= Exercise requirements =
Search the records for the word "的决定性意义" and pick out every line that has it.

******************************

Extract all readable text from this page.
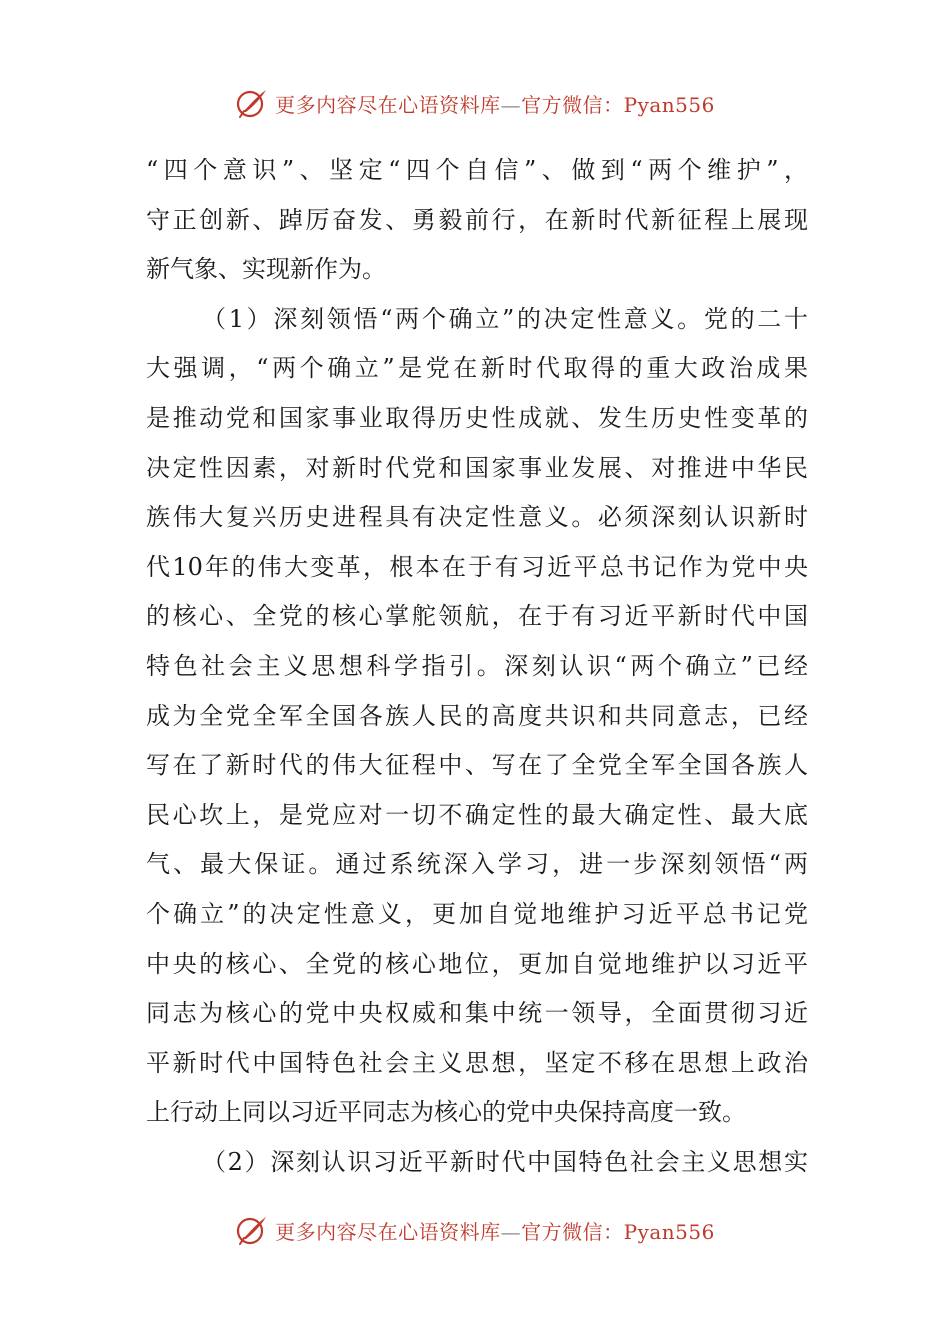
更多内容尽在心语资料库—官方微信：Pyan556
“四个意识”、坚定“四个自信”、做到“两个维护”，
守正创新、踔厉奋发、勇毅前行，在新时代新征程上展现
新气象、实现新作为。
（1）深刻领悟“两个确立”的决定性意义。党的二十
大强调，“两个确立”是党在新时代取得的重大政治成果
是推动党和国家事业取得历史性成就、发生历史性变革的
决定性因素，对新时代党和国家事业发展、对推进中华民
族伟大复兴历史进程具有决定性意义。必须深刻认识新时
代10年的伟大变革，根本在于有习近平总书记作为党中央
的核心、全党的核心掌舵领航，在于有习近平新时代中国
特色社会主义思想科学指引。深刻认识“两个确立”已经
成为全党全军全国各族人民的高度共识和共同意志，已经
写在了新时代的伟大征程中、写在了全党全军全国各族人
民心坎上，是党应对一切不确定性的最大确定性、最大底
气、最大保证。通过系统深入学习，进一步深刻领悟“两
个确立”的决定性意义，更加自觉地维护习近平总书记党
中央的核心、全党的核心地位，更加自觉地维护以习近平
同志为核心的党中央权威和集中统一领导，全面贯彻习近
平新时代中国特色社会主义思想，坚定不移在思想上政治
上行动上同以习近平同志为核心的党中央保持高度一致。
（2）深刻认识习近平新时代中国特色社会主义思想实
更多内容尽在心语资料库—官方微信：Pyan556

******************************

= Solved problem =
（1）深刻领悟“两个确立”的决定性意义。党的二十
个确立”的决定性意义，更加自觉地维护习近平总书记党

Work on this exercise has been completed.